Exercise: Return exactly the lines from the one containing "Give me the" through the last line of the records below, both included, and leave out any pictures.

[Collection entries]
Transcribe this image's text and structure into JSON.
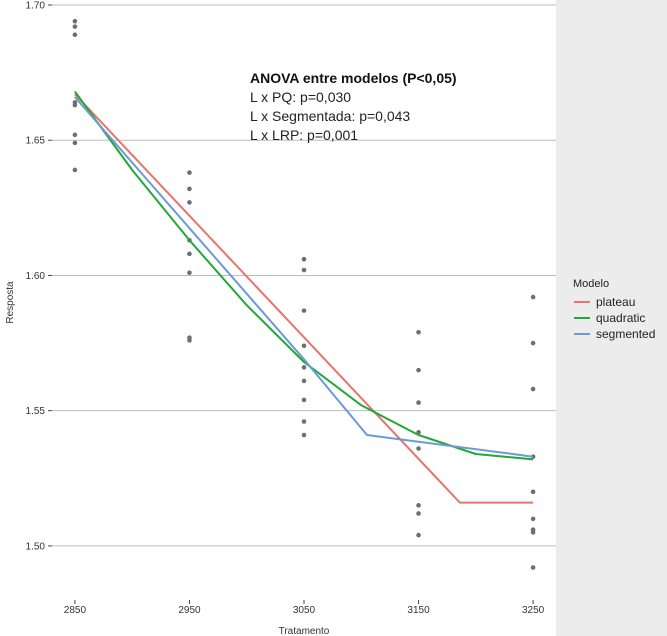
{
  "chart_data": {
    "type": "scatter",
    "title": "",
    "xlabel": "Tratamento",
    "ylabel": "Resposta",
    "x_ticks": [
      2850,
      2950,
      3050,
      3150,
      3250
    ],
    "x_tick_labels": [
      "2850",
      "2950",
      "3050",
      "3150",
      "3250"
    ],
    "y_ticks": [
      1.5,
      1.55,
      1.6,
      1.65,
      1.7
    ],
    "y_tick_labels": [
      "1.50",
      "1.55",
      "1.60",
      "1.65",
      "1.70"
    ],
    "xlim": [
      2830,
      3270
    ],
    "ylim": [
      1.48,
      1.7
    ],
    "grid": "horizontal",
    "panel_background": "#ffffff",
    "gridline_color": "#bdbdbd",
    "point_color": "#6e6e6e",
    "observations": [
      {
        "x": 2850,
        "y": [
          1.694,
          1.692,
          1.689,
          1.664,
          1.663,
          1.652,
          1.649,
          1.639
        ]
      },
      {
        "x": 2950,
        "y": [
          1.638,
          1.632,
          1.627,
          1.613,
          1.608,
          1.601,
          1.577,
          1.576
        ]
      },
      {
        "x": 3050,
        "y": [
          1.606,
          1.602,
          1.587,
          1.574,
          1.566,
          1.561,
          1.554,
          1.546,
          1.541
        ]
      },
      {
        "x": 3150,
        "y": [
          1.579,
          1.565,
          1.553,
          1.542,
          1.536,
          1.515,
          1.512,
          1.504
        ]
      },
      {
        "x": 3250,
        "y": [
          1.592,
          1.575,
          1.558,
          1.533,
          1.52,
          1.51,
          1.506,
          1.505,
          1.492
        ]
      }
    ],
    "series": [
      {
        "name": "plateau",
        "color": "#e8746b",
        "points": [
          [
            2850,
            1.667
          ],
          [
            3186,
            1.516
          ],
          [
            3250,
            1.516
          ]
        ]
      },
      {
        "name": "quadratic",
        "color": "#22a838",
        "points": [
          [
            2850,
            1.668
          ],
          [
            2900,
            1.639
          ],
          [
            2950,
            1.613
          ],
          [
            3000,
            1.589
          ],
          [
            3050,
            1.568
          ],
          [
            3100,
            1.552
          ],
          [
            3150,
            1.541
          ],
          [
            3200,
            1.534
          ],
          [
            3250,
            1.532
          ]
        ]
      },
      {
        "name": "segmented",
        "color": "#6a9ad8",
        "points": [
          [
            2850,
            1.666
          ],
          [
            3050,
            1.569
          ],
          [
            3105,
            1.541
          ],
          [
            3250,
            1.533
          ]
        ]
      }
    ],
    "legend": {
      "title": "Modelo",
      "position": "right",
      "entries": [
        "plateau",
        "quadratic",
        "segmented"
      ]
    },
    "annotation": {
      "title": "ANOVA entre modelos (P<0,05)",
      "lines": [
        "L x PQ: p=0,030",
        "L x Segmentada: p=0,043",
        "L x LRP: p=0,001"
      ]
    }
  }
}
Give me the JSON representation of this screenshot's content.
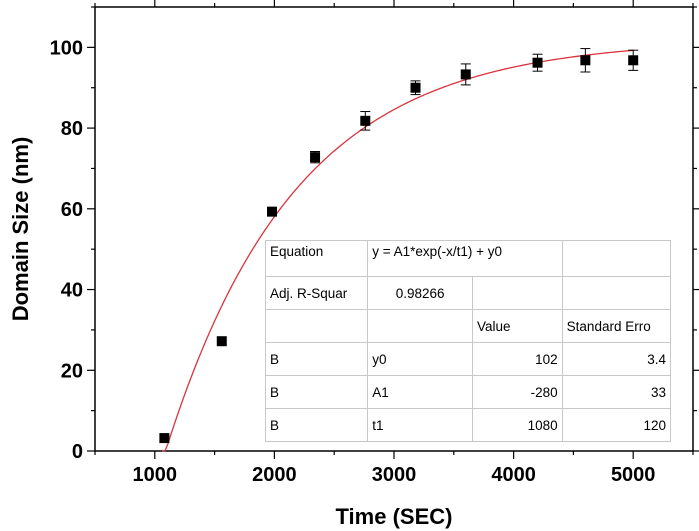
{
  "chart_data": {
    "type": "scatter",
    "xlabel": "Time (SEC)",
    "ylabel": "Domain Size (nm)",
    "xlim": [
      500,
      5500
    ],
    "ylim": [
      0,
      110
    ],
    "xticks": [
      1000,
      2000,
      3000,
      4000,
      5000
    ],
    "yticks": [
      0,
      20,
      40,
      60,
      80,
      100
    ],
    "x_tick_labels": [
      "1000",
      "2000",
      "3000",
      "4000",
      "5000"
    ],
    "y_tick_labels": [
      "0",
      "20",
      "40",
      "60",
      "80",
      "100"
    ],
    "grid": false,
    "series": [
      {
        "marker": "square",
        "color": "#000000",
        "x": [
          1080,
          1560,
          1980,
          2340,
          2760,
          3180,
          3600,
          4200,
          4600,
          5000
        ],
        "y": [
          3.2,
          27.2,
          59.3,
          72.8,
          81.8,
          90.0,
          93.3,
          96.2,
          96.8,
          96.8
        ],
        "error": [
          0,
          0,
          1.0,
          1.4,
          2.3,
          1.7,
          2.6,
          2.1,
          2.9,
          2.5
        ]
      }
    ],
    "fit": {
      "color": "#d9333f",
      "model": "y = A1*exp(-x/t1) + y0",
      "y0": 102,
      "A1": -280,
      "t1": 1080,
      "x_range": [
        1060,
        5000
      ]
    },
    "fit_table": {
      "equation_label": "Equation",
      "equation": "y = A1*exp(-x/t1) + y0",
      "adj_r_label": "Adj. R-Squar",
      "adj_r_value": "0.98266",
      "header_value": "Value",
      "header_error": "Standard Erro",
      "rows": [
        {
          "group": "B",
          "param": "y0",
          "value": "102",
          "error": "3.4"
        },
        {
          "group": "B",
          "param": "A1",
          "value": "-280",
          "error": "33"
        },
        {
          "group": "B",
          "param": "t1",
          "value": "1080",
          "error": "120"
        }
      ]
    }
  }
}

Reply to the task:
Give me the JSON representation of this screenshot's content.
{
  "chart_data": {
    "type": "scatter",
    "xlabel": "Time (SEC)",
    "ylabel": "Domain Size (nm)",
    "xlim": [
      500,
      5500
    ],
    "ylim": [
      0,
      110
    ],
    "xticks": [
      1000,
      2000,
      3000,
      4000,
      5000
    ],
    "yticks": [
      0,
      20,
      40,
      60,
      80,
      100
    ],
    "x_tick_labels": [
      "1000",
      "2000",
      "3000",
      "4000",
      "5000"
    ],
    "y_tick_labels": [
      "0",
      "20",
      "40",
      "60",
      "80",
      "100"
    ],
    "grid": false,
    "series": [
      {
        "marker": "square",
        "color": "#000000",
        "x": [
          1080,
          1560,
          1980,
          2340,
          2760,
          3180,
          3600,
          4200,
          4600,
          5000
        ],
        "y": [
          3.2,
          27.2,
          59.3,
          72.8,
          81.8,
          90.0,
          93.3,
          96.2,
          96.8,
          96.8
        ],
        "error": [
          0,
          0,
          1.0,
          1.4,
          2.3,
          1.7,
          2.6,
          2.1,
          2.9,
          2.5
        ]
      }
    ],
    "fit": {
      "color": "#d9333f",
      "model": "y = A1*exp(-x/t1) + y0",
      "y0": 102,
      "A1": -280,
      "t1": 1080,
      "x_range": [
        1060,
        5000
      ]
    },
    "fit_table": {
      "equation_label": "Equation",
      "equation": "y = A1*exp(-x/t1) + y0",
      "adj_r_label": "Adj. R-Squar",
      "adj_r_value": "0.98266",
      "header_value": "Value",
      "header_error": "Standard Erro",
      "rows": [
        {
          "group": "B",
          "param": "y0",
          "value": "102",
          "error": "3.4"
        },
        {
          "group": "B",
          "param": "A1",
          "value": "-280",
          "error": "33"
        },
        {
          "group": "B",
          "param": "t1",
          "value": "1080",
          "error": "120"
        }
      ]
    }
  }
}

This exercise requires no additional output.